PROBLEM REQUIREMENTS:
Print the data exactly, leaving nothing out.

RECORDED INFORMATION:
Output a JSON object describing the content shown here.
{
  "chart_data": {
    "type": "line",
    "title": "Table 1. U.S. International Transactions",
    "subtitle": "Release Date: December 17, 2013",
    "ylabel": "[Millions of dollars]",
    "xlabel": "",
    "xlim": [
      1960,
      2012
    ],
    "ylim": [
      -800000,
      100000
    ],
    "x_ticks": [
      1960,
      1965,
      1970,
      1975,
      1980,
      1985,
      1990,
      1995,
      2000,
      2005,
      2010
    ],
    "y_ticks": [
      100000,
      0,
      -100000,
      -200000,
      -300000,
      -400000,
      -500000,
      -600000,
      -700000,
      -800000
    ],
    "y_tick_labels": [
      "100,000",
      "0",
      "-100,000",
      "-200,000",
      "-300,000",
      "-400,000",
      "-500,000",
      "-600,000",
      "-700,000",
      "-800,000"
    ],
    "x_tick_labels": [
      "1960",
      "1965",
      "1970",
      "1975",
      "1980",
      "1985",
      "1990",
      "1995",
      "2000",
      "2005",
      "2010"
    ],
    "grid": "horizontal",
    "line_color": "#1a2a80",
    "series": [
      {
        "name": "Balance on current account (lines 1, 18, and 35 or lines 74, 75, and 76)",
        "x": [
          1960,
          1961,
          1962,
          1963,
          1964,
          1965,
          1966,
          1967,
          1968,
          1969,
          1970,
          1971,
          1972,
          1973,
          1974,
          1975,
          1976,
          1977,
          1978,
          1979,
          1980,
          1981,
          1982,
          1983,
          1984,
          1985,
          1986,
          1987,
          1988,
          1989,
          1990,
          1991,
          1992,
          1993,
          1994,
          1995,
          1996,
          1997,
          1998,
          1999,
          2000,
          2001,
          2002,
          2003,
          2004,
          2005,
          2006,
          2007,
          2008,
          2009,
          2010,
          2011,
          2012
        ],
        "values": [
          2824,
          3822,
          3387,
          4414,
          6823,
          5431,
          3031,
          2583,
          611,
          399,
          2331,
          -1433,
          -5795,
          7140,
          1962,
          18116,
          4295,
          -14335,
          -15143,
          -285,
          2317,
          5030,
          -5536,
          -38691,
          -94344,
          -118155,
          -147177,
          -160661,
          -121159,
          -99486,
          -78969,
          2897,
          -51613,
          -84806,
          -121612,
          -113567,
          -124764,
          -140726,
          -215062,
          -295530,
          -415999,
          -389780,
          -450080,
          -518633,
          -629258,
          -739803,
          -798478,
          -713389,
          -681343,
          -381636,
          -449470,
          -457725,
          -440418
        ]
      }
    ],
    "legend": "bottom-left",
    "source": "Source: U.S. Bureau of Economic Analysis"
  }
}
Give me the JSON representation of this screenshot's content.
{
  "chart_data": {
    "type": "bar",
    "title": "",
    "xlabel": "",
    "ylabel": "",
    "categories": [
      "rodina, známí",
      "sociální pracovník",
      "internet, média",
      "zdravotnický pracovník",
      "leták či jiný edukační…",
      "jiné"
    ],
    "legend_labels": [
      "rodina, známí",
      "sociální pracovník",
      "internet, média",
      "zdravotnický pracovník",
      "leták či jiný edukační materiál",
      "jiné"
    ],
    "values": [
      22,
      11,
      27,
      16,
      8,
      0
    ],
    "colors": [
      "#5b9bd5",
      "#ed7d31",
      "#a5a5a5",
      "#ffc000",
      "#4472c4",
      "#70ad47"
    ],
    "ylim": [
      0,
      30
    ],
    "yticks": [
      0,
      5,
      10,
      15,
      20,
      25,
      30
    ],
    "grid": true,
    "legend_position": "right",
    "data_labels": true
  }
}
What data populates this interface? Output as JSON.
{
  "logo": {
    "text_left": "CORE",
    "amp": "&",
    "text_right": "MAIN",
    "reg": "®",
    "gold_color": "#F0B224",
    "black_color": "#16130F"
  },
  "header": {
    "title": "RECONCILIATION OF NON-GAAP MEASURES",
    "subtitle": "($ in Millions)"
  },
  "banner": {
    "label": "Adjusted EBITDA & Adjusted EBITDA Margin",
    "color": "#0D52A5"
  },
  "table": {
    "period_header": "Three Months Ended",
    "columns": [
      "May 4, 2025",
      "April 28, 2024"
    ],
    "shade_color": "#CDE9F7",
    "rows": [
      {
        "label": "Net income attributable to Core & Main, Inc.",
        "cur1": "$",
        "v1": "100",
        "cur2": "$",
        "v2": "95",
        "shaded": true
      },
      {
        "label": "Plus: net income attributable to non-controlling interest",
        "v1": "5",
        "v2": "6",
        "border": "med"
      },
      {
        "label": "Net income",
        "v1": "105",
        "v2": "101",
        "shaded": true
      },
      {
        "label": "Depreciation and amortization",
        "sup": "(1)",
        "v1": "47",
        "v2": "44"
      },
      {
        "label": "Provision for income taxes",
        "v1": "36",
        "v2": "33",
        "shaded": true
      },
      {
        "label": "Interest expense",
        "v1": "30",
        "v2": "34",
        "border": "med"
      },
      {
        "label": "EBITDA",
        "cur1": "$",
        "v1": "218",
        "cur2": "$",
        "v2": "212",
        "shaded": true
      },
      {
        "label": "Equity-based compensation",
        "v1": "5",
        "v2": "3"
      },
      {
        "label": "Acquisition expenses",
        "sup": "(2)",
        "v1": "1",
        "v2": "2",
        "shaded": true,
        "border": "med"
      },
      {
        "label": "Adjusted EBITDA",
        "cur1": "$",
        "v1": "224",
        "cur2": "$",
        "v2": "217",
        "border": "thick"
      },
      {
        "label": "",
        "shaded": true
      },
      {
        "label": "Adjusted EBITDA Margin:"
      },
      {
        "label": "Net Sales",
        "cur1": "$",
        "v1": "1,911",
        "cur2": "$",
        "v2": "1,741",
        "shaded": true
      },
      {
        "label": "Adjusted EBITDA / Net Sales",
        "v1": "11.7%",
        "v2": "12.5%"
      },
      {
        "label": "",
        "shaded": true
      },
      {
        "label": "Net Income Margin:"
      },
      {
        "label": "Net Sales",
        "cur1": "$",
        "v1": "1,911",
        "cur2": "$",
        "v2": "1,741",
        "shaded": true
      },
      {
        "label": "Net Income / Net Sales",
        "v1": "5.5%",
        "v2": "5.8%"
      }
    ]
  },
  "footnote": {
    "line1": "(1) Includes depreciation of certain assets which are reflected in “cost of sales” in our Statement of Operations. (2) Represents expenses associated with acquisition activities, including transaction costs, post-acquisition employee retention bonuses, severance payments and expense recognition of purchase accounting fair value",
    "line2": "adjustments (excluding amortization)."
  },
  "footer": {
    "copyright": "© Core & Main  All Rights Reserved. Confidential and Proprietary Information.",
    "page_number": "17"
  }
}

RESULT:
Output a JSON object describing the content shown here.
{
  "chart_data": {
    "type": "line",
    "title": "Table 1. U.S. International Transactions",
    "subtitle": "Release Date: December 17, 2013",
    "ylabel": "[Millions of dollars]",
    "xlabel": "",
    "xlim": [
      1960,
      2012
    ],
    "ylim": [
      -800000,
      100000
    ],
    "x_ticks": [
      1960,
      1965,
      1970,
      1975,
      1980,
      1985,
      1990,
      1995,
      2000,
      2005,
      2010
    ],
    "y_ticks": [
      100000,
      0,
      -100000,
      -200000,
      -300000,
      -400000,
      -500000,
      -600000,
      -700000,
      -800000
    ],
    "y_tick_labels": [
      "100,000",
      "0",
      "-100,000",
      "-200,000",
      "-300,000",
      "-400,000",
      "-500,000",
      "-600,000",
      "-700,000",
      "-800,000"
    ],
    "x_tick_labels": [
      "1960",
      "1965",
      "1970",
      "1975",
      "1980",
      "1985",
      "1990",
      "1995",
      "2000",
      "2005",
      "2010"
    ],
    "grid": "horizontal",
    "line_color": "#1a2a80",
    "series": [
      {
        "name": "Balance on current account (lines 1, 18, and 35 or lines 74, 75, and 76)",
        "x": [
          1960,
          1961,
          1962,
          1963,
          1964,
          1965,
          1966,
          1967,
          1968,
          1969,
          1970,
          1971,
          1972,
          1973,
          1974,
          1975,
          1976,
          1977,
          1978,
          1979,
          1980,
          1981,
          1982,
          1983,
          1984,
          1985,
          1986,
          1987,
          1988,
          1989,
          1990,
          1991,
          1992,
          1993,
          1994,
          1995,
          1996,
          1997,
          1998,
          1999,
          2000,
          2001,
          2002,
          2003,
          2004,
          2005,
          2006,
          2007,
          2008,
          2009,
          2010,
          2011,
          2012
        ],
        "values": [
          2824,
          3822,
          3387,
          4414,
          6823,
          5431,
          3031,
          2583,
          611,
          399,
          2331,
          -1433,
          -5795,
          7140,
          1962,
          18116,
          4295,
          -14335,
          -15143,
          -285,
          2317,
          5030,
          -5536,
          -38691,
          -94344,
          -118155,
          -147177,
          -160661,
          -121159,
          -99486,
          -78969,
          2897,
          -51613,
          -84806,
          -121612,
          -113567,
          -124764,
          -140726,
          -215062,
          -295530,
          -415999,
          -389780,
          -450080,
          -518633,
          -629258,
          -739803,
          -798478,
          -713389,
          -681343,
          -381636,
          -449470,
          -457725,
          -440418
        ]
      }
    ],
    "legend": "bottom-left",
    "source": "Source: U.S. Bureau of Economic Analysis"
  }
}
Give me the JSON representation of this screenshot's content.
{
  "chart_data": {
    "type": "bar",
    "title": "",
    "xlabel": "",
    "ylabel": "",
    "categories": [
      "rodina, známí",
      "sociální pracovník",
      "internet, média",
      "zdravotnický pracovník",
      "leták či jiný edukační…",
      "jiné"
    ],
    "legend_labels": [
      "rodina, známí",
      "sociální pracovník",
      "internet, média",
      "zdravotnický pracovník",
      "leták či jiný edukační materiál",
      "jiné"
    ],
    "values": [
      22,
      11,
      27,
      16,
      8,
      0
    ],
    "colors": [
      "#5b9bd5",
      "#ed7d31",
      "#a5a5a5",
      "#ffc000",
      "#4472c4",
      "#70ad47"
    ],
    "ylim": [
      0,
      30
    ],
    "yticks": [
      0,
      5,
      10,
      15,
      20,
      25,
      30
    ],
    "grid": true,
    "legend_position": "right",
    "data_labels": true
  }
}
What data populates this interface? Output as JSON.
{
  "logo": {
    "text_left": "CORE",
    "amp": "&",
    "text_right": "MAIN",
    "reg": "®",
    "gold_color": "#F0B224",
    "black_color": "#16130F"
  },
  "header": {
    "title": "RECONCILIATION OF NON-GAAP MEASURES",
    "subtitle": "($ in Millions)"
  },
  "banner": {
    "label": "Adjusted EBITDA & Adjusted EBITDA Margin",
    "color": "#0D52A5"
  },
  "table": {
    "period_header": "Three Months Ended",
    "columns": [
      "May 4, 2025",
      "April 28, 2024"
    ],
    "shade_color": "#CDE9F7",
    "rows": [
      {
        "label": "Net income attributable to Core & Main, Inc.",
        "cur1": "$",
        "v1": "100",
        "cur2": "$",
        "v2": "95",
        "shaded": true
      },
      {
        "label": "Plus: net income attributable to non-controlling interest",
        "v1": "5",
        "v2": "6",
        "border": "med"
      },
      {
        "label": "Net income",
        "v1": "105",
        "v2": "101",
        "shaded": true
      },
      {
        "label": "Depreciation and amortization",
        "sup": "(1)",
        "v1": "47",
        "v2": "44"
      },
      {
        "label": "Provision for income taxes",
        "v1": "36",
        "v2": "33",
        "shaded": true
      },
      {
        "label": "Interest expense",
        "v1": "30",
        "v2": "34",
        "border": "med"
      },
      {
        "label": "EBITDA",
        "cur1": "$",
        "v1": "218",
        "cur2": "$",
        "v2": "212",
        "shaded": true
      },
      {
        "label": "Equity-based compensation",
        "v1": "5",
        "v2": "3"
      },
      {
        "label": "Acquisition expenses",
        "sup": "(2)",
        "v1": "1",
        "v2": "2",
        "shaded": true,
        "border": "med"
      },
      {
        "label": "Adjusted EBITDA",
        "cur1": "$",
        "v1": "224",
        "cur2": "$",
        "v2": "217",
        "border": "thick"
      },
      {
        "label": "",
        "shaded": true
      },
      {
        "label": "Adjusted EBITDA Margin:"
      },
      {
        "label": "Net Sales",
        "cur1": "$",
        "v1": "1,911",
        "cur2": "$",
        "v2": "1,741",
        "shaded": true
      },
      {
        "label": "Adjusted EBITDA / Net Sales",
        "v1": "11.7%",
        "v2": "12.5%"
      },
      {
        "label": "",
        "shaded": true
      },
      {
        "label": "Net Income Margin:"
      },
      {
        "label": "Net Sales",
        "cur1": "$",
        "v1": "1,911",
        "cur2": "$",
        "v2": "1,741",
        "shaded": true
      },
      {
        "label": "Net Income / Net Sales",
        "v1": "5.5%",
        "v2": "5.8%"
      }
    ]
  },
  "footnote": {
    "line1": "(1) Includes depreciation of certain assets which are reflected in “cost of sales” in our Statement of Operations. (2) Represents expenses associated with acquisition activities, including transaction costs, post-acquisition employee retention bonuses, severance payments and expense recognition of purchase accounting fair value",
    "line2": "adjustments (excluding amortization)."
  },
  "footer": {
    "copyright": "© Core & Main  All Rights Reserved. Confidential and Proprietary Information.",
    "page_number": "17"
  }
}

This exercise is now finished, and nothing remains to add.